### Your goal
Transcribe the records that follow. Keep every word exactly, and drop the pictures.

### Source material

======

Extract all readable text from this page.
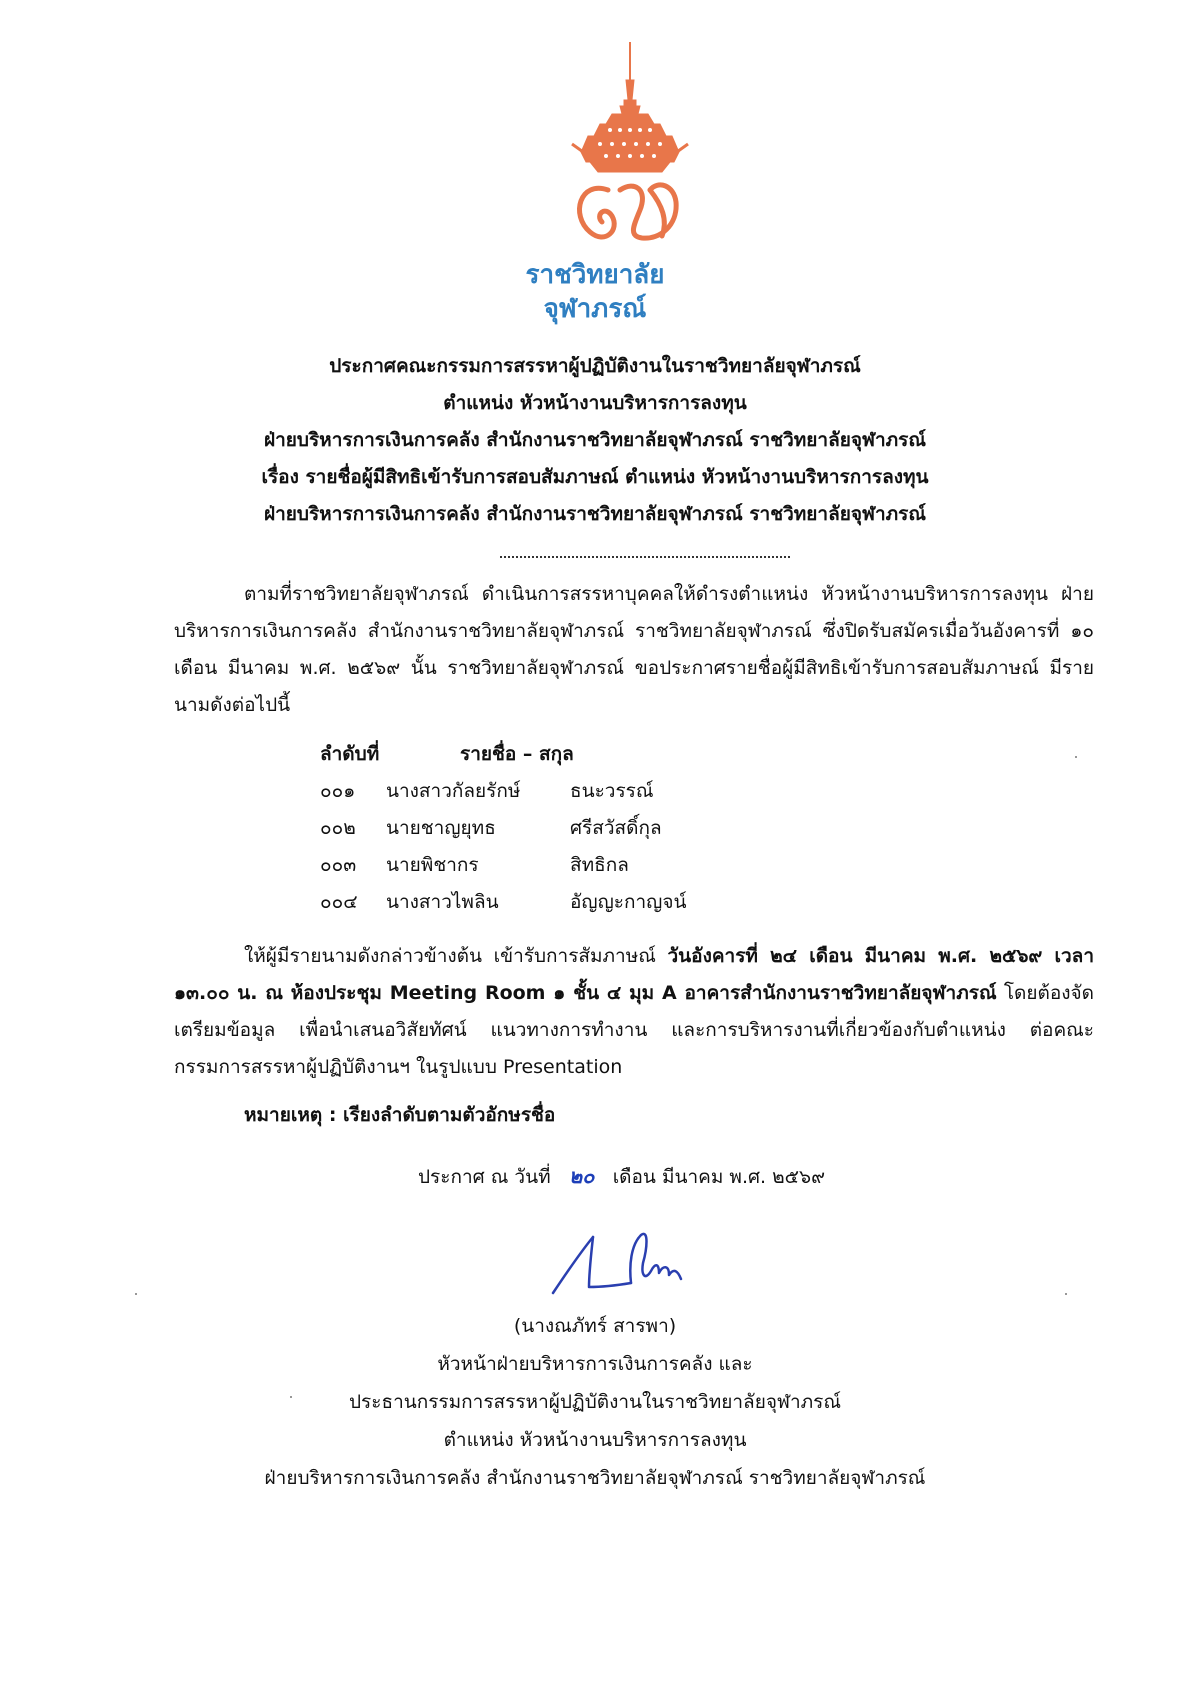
ราชวิทยาลัย
จุฬาภรณ์
ประกาศคณะกรรมการสรรหาผู้ปฏิบัติงานในราชวิทยาลัยจุฬาภรณ์
ตำแหน่ง หัวหน้างานบริหารการลงทุน
ฝ่ายบริหารการเงินการคลัง สำนักงานราชวิทยาลัยจุฬาภรณ์ ราชวิทยาลัยจุฬาภรณ์
เรื่อง รายชื่อผู้มีสิทธิเข้ารับการสอบสัมภาษณ์ ตำแหน่ง หัวหน้างานบริหารการลงทุน
ฝ่ายบริหารการเงินการคลัง สำนักงานราชวิทยาลัยจุฬาภรณ์ ราชวิทยาลัยจุฬาภรณ์
ตามที่ราชวิทยาลัยจุฬาภรณ์ ดำเนินการสรรหาบุคคลให้ดำรงตำแหน่ง หัวหน้างานบริหารการลงทุน ฝ่ายบริหารการเงินการคลัง สำนักงานราชวิทยาลัยจุฬาภรณ์ ราชวิทยาลัยจุฬาภรณ์ ซึ่งปิดรับสมัครเมื่อวันอังคารที่ ๑๐ เดือน มีนาคม พ.ศ. ๒๕๖๙ นั้น ราชวิทยาลัยจุฬาภรณ์ ขอประกาศรายชื่อผู้มีสิทธิเข้ารับการสอบสัมภาษณ์ มีรายนามดังต่อไปนี้
ลำดับที่	รายชื่อ – สกุล
๐๐๑	นางสาวกัลยรักษ์	ธนะวรรณ์
๐๐๒	นายชาญยุทธ	ศรีสวัสดิ์กุล
๐๐๓	นายพิชากร	สิทธิกล
๐๐๔	นางสาวไพลิน	อัญญะกาญจน์
ให้ผู้มีรายนามดังกล่าวข้างต้น เข้ารับการสัมภาษณ์ วันอังคารที่ ๒๔ เดือน มีนาคม พ.ศ. ๒๕๖๙ เวลา ๑๓.๐๐ น. ณ ห้องประชุม Meeting Room ๑ ชั้น ๔ มุม A อาคารสำนักงานราชวิทยาลัยจุฬาภรณ์ โดยต้องจัดเตรียมข้อมูล เพื่อนำเสนอวิสัยทัศน์ แนวทางการทำงาน และการบริหารงานที่เกี่ยวข้องกับตำแหน่ง ต่อคณะกรรมการสรรหาผู้ปฏิบัติงานฯ ในรูปแบบ Presentation
หมายเหตุ : เรียงลำดับตามตัวอักษรชื่อ
ประกาศ ณ วันที่ ๒๐ เดือน มีนาคม พ.ศ. ๒๕๖๙
(นางณภัทร์ สารพา)
หัวหน้าฝ่ายบริหารการเงินการคลัง และ
ประธานกรรมการสรรหาผู้ปฏิบัติงานในราชวิทยาลัยจุฬาภรณ์
ตำแหน่ง หัวหน้างานบริหารการลงทุน
ฝ่ายบริหารการเงินการคลัง สำนักงานราชวิทยาลัยจุฬาภรณ์ ราชวิทยาลัยจุฬาภรณ์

======

### Task answer
Extract all readable text from this page.
ราชวิทยาลัย
จุฬาภรณ์
ประกาศคณะกรรมการสรรหาผู้ปฏิบัติงานในราชวิทยาลัยจุฬาภรณ์
ตำแหน่ง หัวหน้างานบริหารการลงทุน
ฝ่ายบริหารการเงินการคลัง สำนักงานราชวิทยาลัยจุฬาภรณ์ ราชวิทยาลัยจุฬาภรณ์
เรื่อง รายชื่อผู้มีสิทธิเข้ารับการสอบสัมภาษณ์ ตำแหน่ง หัวหน้างานบริหารการลงทุน
ฝ่ายบริหารการเงินการคลัง สำนักงานราชวิทยาลัยจุฬาภรณ์ ราชวิทยาลัยจุฬาภรณ์
ตามที่ราชวิทยาลัยจุฬาภรณ์ ดำเนินการสรรหาบุคคลให้ดำรงตำแหน่ง หัวหน้างานบริหารการลงทุน ฝ่ายบริหารการเงินการคลัง สำนักงานราชวิทยาลัยจุฬาภรณ์ ราชวิทยาลัยจุฬาภรณ์ ซึ่งปิดรับสมัครเมื่อวันอังคารที่ ๑๐ เดือน มีนาคม พ.ศ. ๒๕๖๙ นั้น ราชวิทยาลัยจุฬาภรณ์ ขอประกาศรายชื่อผู้มีสิทธิเข้ารับการสอบสัมภาษณ์ มีรายนามดังต่อไปนี้
ลำดับที่	รายชื่อ – สกุล
๐๐๑	นางสาวกัลยรักษ์	ธนะวรรณ์
๐๐๒	นายชาญยุทธ	ศรีสวัสดิ์กุล
๐๐๓	นายพิชากร	สิทธิกล
๐๐๔	นางสาวไพลิน	อัญญะกาญจน์
ให้ผู้มีรายนามดังกล่าวข้างต้น เข้ารับการสัมภาษณ์ วันอังคารที่ ๒๔ เดือน มีนาคม พ.ศ. ๒๕๖๙ เวลา ๑๓.๐๐ น. ณ ห้องประชุม Meeting Room ๑ ชั้น ๔ มุม A อาคารสำนักงานราชวิทยาลัยจุฬาภรณ์ โดยต้องจัดเตรียมข้อมูล เพื่อนำเสนอวิสัยทัศน์ แนวทางการทำงาน และการบริหารงานที่เกี่ยวข้องกับตำแหน่ง ต่อคณะกรรมการสรรหาผู้ปฏิบัติงานฯ ในรูปแบบ Presentation
หมายเหตุ : เรียงลำดับตามตัวอักษรชื่อ
ประกาศ ณ วันที่ ๒๐ เดือน มีนาคม พ.ศ. ๒๕๖๙
(นางณภัทร์ สารพา)
หัวหน้าฝ่ายบริหารการเงินการคลัง และ
ประธานกรรมการสรรหาผู้ปฏิบัติงานในราชวิทยาลัยจุฬาภรณ์
ตำแหน่ง หัวหน้างานบริหารการลงทุน
ฝ่ายบริหารการเงินการคลัง สำนักงานราชวิทยาลัยจุฬาภรณ์ ราชวิทยาลัยจุฬาภรณ์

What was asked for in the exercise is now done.